Your goal. In the records below, pick out all lines containing the word "title".

Information given.
※
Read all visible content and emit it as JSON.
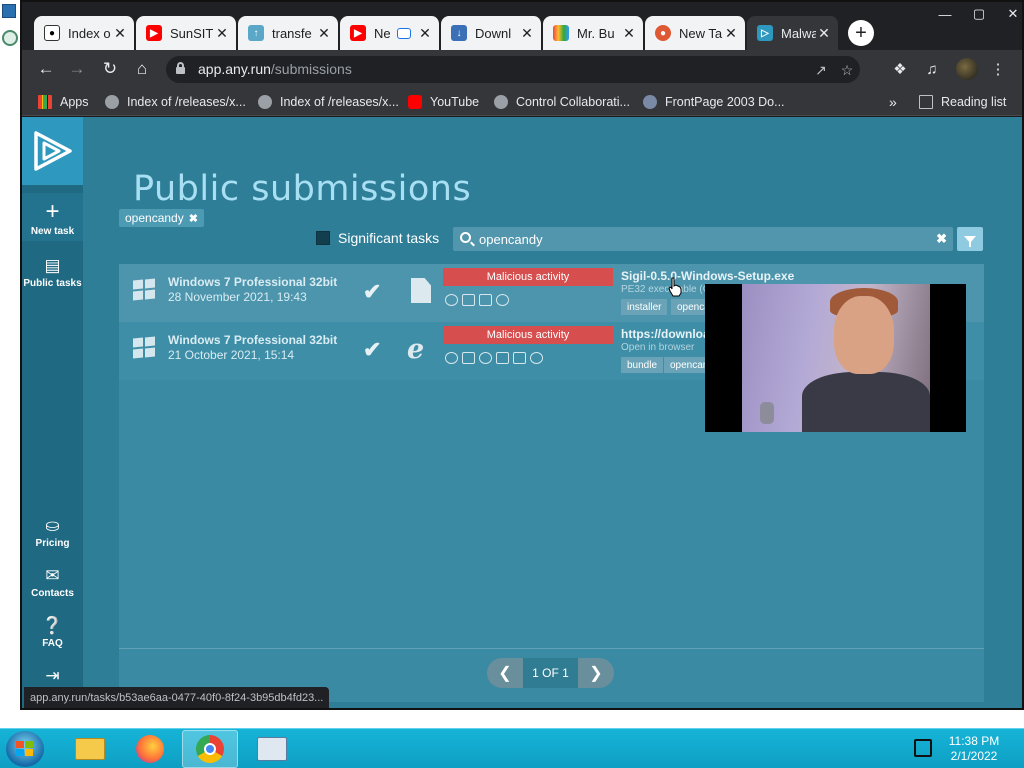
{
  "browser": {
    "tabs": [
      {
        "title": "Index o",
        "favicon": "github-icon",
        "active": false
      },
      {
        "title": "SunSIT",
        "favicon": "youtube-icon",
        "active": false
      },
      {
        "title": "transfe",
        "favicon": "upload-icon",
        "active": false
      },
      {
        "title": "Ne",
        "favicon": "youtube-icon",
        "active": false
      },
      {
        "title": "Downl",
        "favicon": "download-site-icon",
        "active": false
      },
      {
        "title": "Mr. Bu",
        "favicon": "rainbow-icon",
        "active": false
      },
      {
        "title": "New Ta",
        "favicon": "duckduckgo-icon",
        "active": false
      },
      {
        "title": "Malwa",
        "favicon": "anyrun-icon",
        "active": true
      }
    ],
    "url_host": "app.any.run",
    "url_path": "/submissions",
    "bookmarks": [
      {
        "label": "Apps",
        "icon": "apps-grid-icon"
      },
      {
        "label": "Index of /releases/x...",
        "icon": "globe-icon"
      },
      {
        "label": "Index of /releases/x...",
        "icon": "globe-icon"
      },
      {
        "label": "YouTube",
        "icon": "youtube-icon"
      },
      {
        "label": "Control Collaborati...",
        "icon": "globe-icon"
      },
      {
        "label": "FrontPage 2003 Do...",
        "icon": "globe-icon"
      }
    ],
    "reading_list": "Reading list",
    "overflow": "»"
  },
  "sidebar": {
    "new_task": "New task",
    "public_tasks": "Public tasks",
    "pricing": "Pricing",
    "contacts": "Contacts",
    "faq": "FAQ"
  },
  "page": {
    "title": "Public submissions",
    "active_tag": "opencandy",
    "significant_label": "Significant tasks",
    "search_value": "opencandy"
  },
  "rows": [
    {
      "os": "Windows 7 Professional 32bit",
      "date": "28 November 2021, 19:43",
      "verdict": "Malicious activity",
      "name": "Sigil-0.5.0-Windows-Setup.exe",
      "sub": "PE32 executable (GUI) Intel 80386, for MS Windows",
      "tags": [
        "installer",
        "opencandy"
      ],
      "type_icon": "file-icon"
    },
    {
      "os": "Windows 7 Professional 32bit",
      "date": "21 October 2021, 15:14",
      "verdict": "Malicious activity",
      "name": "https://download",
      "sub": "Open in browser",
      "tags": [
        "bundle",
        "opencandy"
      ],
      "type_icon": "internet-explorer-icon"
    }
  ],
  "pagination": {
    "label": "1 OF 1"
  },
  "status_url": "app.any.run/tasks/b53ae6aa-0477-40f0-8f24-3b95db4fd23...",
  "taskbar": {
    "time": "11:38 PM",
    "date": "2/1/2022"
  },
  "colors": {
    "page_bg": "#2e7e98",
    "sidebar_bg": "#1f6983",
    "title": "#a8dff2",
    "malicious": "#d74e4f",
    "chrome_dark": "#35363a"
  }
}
※
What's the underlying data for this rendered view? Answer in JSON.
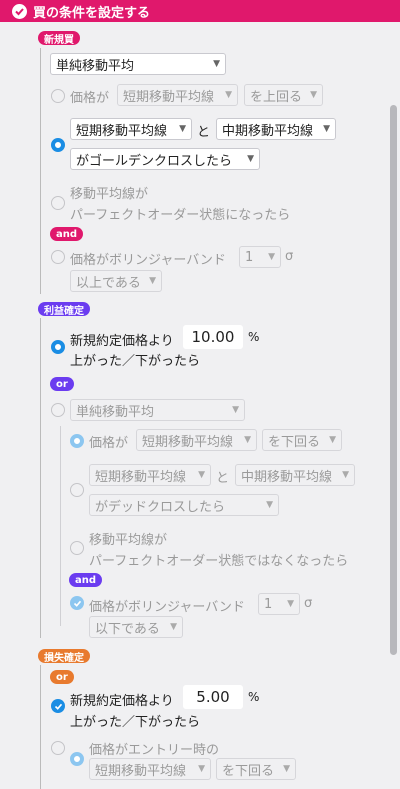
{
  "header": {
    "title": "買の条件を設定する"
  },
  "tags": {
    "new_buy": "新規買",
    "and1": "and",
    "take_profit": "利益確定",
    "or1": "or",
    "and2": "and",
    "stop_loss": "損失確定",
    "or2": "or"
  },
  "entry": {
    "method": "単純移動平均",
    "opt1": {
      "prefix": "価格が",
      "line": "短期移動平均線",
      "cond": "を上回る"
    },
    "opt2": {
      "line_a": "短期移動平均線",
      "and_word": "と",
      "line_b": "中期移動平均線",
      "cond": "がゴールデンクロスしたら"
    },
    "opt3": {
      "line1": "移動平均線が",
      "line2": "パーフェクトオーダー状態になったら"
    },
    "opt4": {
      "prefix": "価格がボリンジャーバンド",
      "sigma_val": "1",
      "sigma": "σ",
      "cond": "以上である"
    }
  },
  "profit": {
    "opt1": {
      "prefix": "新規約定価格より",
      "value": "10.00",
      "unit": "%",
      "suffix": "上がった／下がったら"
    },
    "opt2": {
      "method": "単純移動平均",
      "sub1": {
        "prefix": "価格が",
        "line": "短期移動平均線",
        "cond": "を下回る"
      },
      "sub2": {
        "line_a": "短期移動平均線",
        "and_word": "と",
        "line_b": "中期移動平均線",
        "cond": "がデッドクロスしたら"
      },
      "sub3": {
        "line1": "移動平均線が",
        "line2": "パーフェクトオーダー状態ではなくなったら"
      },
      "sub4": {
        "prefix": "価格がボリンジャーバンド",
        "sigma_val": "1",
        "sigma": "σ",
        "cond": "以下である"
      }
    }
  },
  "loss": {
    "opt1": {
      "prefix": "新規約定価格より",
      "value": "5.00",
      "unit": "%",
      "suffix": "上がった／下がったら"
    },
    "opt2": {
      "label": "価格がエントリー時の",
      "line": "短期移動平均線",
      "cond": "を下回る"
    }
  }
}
※
Problem solution.
        "title": "Index o",
        "title": "SunSIT",
        "title": "transfe",
        "title": "Ne",
        "title": "Downl",
        "title": "Mr. Bu",
        "title": "New Ta",
        "title": "Malwa",
    "title": "Public submissions",
    "title": "#a8dff2",
    "title": "買の条件を設定する"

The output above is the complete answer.